• _To do_
Could you render the stretch from the start of the records through the line containing "The shaft 62 is at (388, 602)." as a Markdown table with the columns Row and Line, numbering each row and leaving out blank lines?

• _Records supplied_
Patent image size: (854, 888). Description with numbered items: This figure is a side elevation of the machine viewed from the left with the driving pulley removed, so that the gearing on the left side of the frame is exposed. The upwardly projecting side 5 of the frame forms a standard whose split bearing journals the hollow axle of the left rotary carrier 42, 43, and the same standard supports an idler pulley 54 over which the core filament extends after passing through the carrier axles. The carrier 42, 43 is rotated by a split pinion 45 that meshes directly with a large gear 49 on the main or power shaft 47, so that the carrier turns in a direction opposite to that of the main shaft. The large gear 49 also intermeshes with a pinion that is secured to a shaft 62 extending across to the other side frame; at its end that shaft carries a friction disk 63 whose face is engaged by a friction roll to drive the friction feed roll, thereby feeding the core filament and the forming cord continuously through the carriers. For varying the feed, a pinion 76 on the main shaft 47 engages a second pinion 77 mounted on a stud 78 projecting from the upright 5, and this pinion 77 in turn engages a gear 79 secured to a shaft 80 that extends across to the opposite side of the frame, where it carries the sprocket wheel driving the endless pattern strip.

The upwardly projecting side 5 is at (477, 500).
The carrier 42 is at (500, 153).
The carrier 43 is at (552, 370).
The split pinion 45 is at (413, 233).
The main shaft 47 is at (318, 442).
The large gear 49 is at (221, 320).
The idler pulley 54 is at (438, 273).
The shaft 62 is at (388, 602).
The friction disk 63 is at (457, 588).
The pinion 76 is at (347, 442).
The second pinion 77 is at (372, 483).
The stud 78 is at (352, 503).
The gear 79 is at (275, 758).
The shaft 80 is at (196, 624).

• _Written response_
| Row | Line |
|---|---|
| 1 | Patent image size: (854, 888). Description with numbered items: This figure is a side elevation of the machine viewed from the left with the driving pulley removed, so that the gearing on the left side of the frame is exposed. The upwardly projecting side 5 of the frame forms a standard whose split bearing journals the hollow axle of the left rotary carrier 42, 43, and the same standard supports an idler pulley 54 over which the core filament extends after passing through the carrier axles. The carrier 42, 43 is rotated by a split pinion 45 that meshes directly with a large gear 49 on the main or power shaft 47, so that the carrier turns in a direction opposite to that of the main shaft. The large gear 49 also intermeshes with a pinion that is secured to a shaft 62 extending across to the other side frame; at its end that shaft carries a friction disk 63 whose face is engaged by a friction roll to drive the friction feed roll, thereby feeding the core filament and the forming cord continuously through the carriers. For varying the feed, a pinion 76 on the main shaft 47 engages a second pinion 77 mounted on a stud 78 projecting from the upright 5, and this pinion 77 in turn engages a gear 79 secured to a shaft 80 that extends across to the opposite side of the frame, where it carries the sprocket wheel driving the endless pattern strip. |
| 2 | The upwardly projecting side 5 is at (477, 500). |
| 3 | The carrier 42 is at (500, 153). |
| 4 | The carrier 43 is at (552, 370). |
| 5 | The split pinion 45 is at (413, 233). |
| 6 | The main shaft 47 is at (318, 442). |
| 7 | The large gear 49 is at (221, 320). |
| 8 | The idler pulley 54 is at (438, 273). |
| 9 | The shaft 62 is at (388, 602). |